## START Records
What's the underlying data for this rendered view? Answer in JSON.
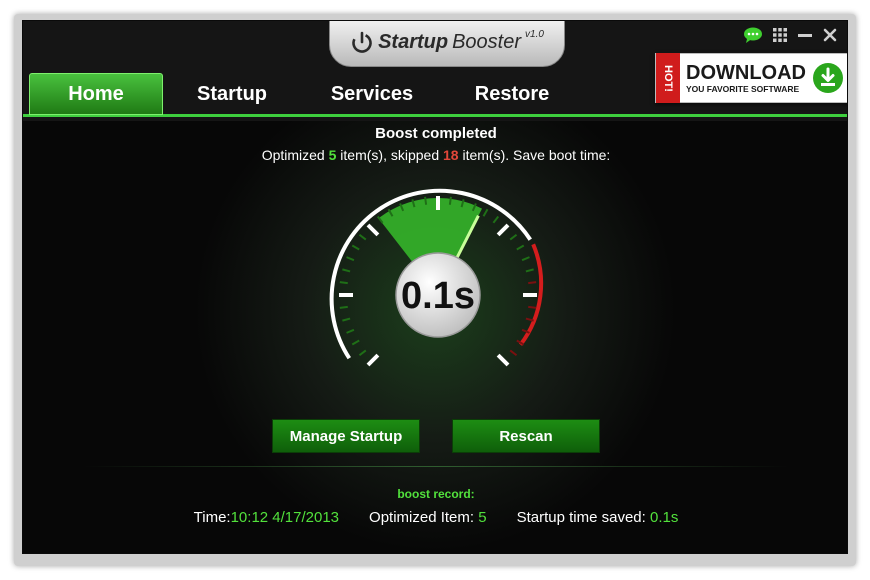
{
  "app": {
    "title_main": "Startup",
    "title_sub": "Booster",
    "version": "v1.0"
  },
  "window_controls": [
    "chat-icon",
    "grid-icon",
    "minimize-icon",
    "close-icon"
  ],
  "nav": {
    "tabs": [
      {
        "label": "Home",
        "active": true
      },
      {
        "label": "Startup",
        "active": false
      },
      {
        "label": "Services",
        "active": false
      },
      {
        "label": "Restore",
        "active": false
      }
    ]
  },
  "ad_badge": {
    "hot": "HOT!",
    "title": "DOWNLOAD",
    "subtitle": "YOU FAVORITE SOFTWARE",
    "icon": "download-icon"
  },
  "status": {
    "headline": "Boost completed",
    "prefix": "Optimized ",
    "optimized_count": "5",
    "middle": " item(s), skipped ",
    "skipped_count": "18",
    "suffix": " item(s). Save boot time:"
  },
  "gauge": {
    "value_label": "0.1s",
    "fraction": 0.6
  },
  "buttons": {
    "manage_startup": "Manage Startup",
    "rescan": "Rescan"
  },
  "record": {
    "title": "boost record:",
    "time_label": "Time:",
    "time_value": "10:12 4/17/2013",
    "optimized_label": "Optimized Item: ",
    "optimized_value": "5",
    "saved_label": "Startup time saved: ",
    "saved_value": "0.1s"
  },
  "colors": {
    "accent_green": "#52e13c",
    "tab_green": "#2a9a20",
    "warn_red": "#e2473a",
    "background": "#151515"
  }
}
## END Records
● **Directions for this task**: Restate the whole of the material word for word without the pictures.

● **Output**:
What's the underlying data for this rendered view? Answer in JSON.
{
  "app": {
    "title_main": "Startup",
    "title_sub": "Booster",
    "version": "v1.0"
  },
  "window_controls": [
    "chat-icon",
    "grid-icon",
    "minimize-icon",
    "close-icon"
  ],
  "nav": {
    "tabs": [
      {
        "label": "Home",
        "active": true
      },
      {
        "label": "Startup",
        "active": false
      },
      {
        "label": "Services",
        "active": false
      },
      {
        "label": "Restore",
        "active": false
      }
    ]
  },
  "ad_badge": {
    "hot": "HOT!",
    "title": "DOWNLOAD",
    "subtitle": "YOU FAVORITE SOFTWARE",
    "icon": "download-icon"
  },
  "status": {
    "headline": "Boost completed",
    "prefix": "Optimized ",
    "optimized_count": "5",
    "middle": " item(s), skipped ",
    "skipped_count": "18",
    "suffix": " item(s). Save boot time:"
  },
  "gauge": {
    "value_label": "0.1s",
    "fraction": 0.6
  },
  "buttons": {
    "manage_startup": "Manage Startup",
    "rescan": "Rescan"
  },
  "record": {
    "title": "boost record:",
    "time_label": "Time:",
    "time_value": "10:12 4/17/2013",
    "optimized_label": "Optimized Item: ",
    "optimized_value": "5",
    "saved_label": "Startup time saved: ",
    "saved_value": "0.1s"
  },
  "colors": {
    "accent_green": "#52e13c",
    "tab_green": "#2a9a20",
    "warn_red": "#e2473a",
    "background": "#151515"
  }
}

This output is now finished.